**Work instructions**
What is needed here is an exact copy of every entry.

Entries from a dataset:
•••

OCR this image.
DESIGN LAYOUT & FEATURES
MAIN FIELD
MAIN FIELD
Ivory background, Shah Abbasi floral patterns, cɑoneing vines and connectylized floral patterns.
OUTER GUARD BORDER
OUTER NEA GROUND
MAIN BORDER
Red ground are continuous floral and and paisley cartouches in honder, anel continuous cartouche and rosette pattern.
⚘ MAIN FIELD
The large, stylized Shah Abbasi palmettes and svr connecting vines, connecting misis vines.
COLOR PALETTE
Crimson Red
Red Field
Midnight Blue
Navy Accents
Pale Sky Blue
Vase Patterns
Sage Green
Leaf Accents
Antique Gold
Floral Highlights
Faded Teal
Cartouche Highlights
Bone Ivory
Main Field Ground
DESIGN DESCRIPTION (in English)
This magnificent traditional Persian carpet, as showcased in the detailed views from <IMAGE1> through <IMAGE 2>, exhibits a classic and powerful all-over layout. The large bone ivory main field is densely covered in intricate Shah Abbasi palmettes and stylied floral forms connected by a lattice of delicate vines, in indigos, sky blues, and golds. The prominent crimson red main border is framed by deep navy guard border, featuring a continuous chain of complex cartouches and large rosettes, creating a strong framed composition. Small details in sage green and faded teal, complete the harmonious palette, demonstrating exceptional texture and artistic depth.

•••

**Response for this exercise**
OCR this image.
DESIGN LAYOUT & FEATURES
MAIN FIELD
MAIN FIELD
Ivory background, Shah Abbasi floral patterns, cɑoneing vines and connectylized floral patterns.
OUTER GUARD BORDER
OUTER NEA GROUND
MAIN BORDER
Red ground are continuous floral and and paisley cartouches in honder, anel continuous cartouche and rosette pattern.
⚘ MAIN FIELD
The large, stylized Shah Abbasi palmettes and svr connecting vines, connecting misis vines.
COLOR PALETTE
Crimson Red
Red Field
Midnight Blue
Navy Accents
Pale Sky Blue
Vase Patterns
Sage Green
Leaf Accents
Antique Gold
Floral Highlights
Faded Teal
Cartouche Highlights
Bone Ivory
Main Field Ground
DESIGN DESCRIPTION (in English)
This magnificent traditional Persian carpet, as showcased in the detailed views from <IMAGE1> through <IMAGE 2>, exhibits a classic and powerful all-over layout. The large bone ivory main field is densely covered in intricate Shah Abbasi palmettes and stylied floral forms connected by a lattice of delicate vines, in indigos, sky blues, and golds. The prominent crimson red main border is framed by deep navy guard border, featuring a continuous chain of complex cartouches and large rosettes, creating a strong framed composition. Small details in sage green and faded teal, complete the harmonious palette, demonstrating exceptional texture and artistic depth.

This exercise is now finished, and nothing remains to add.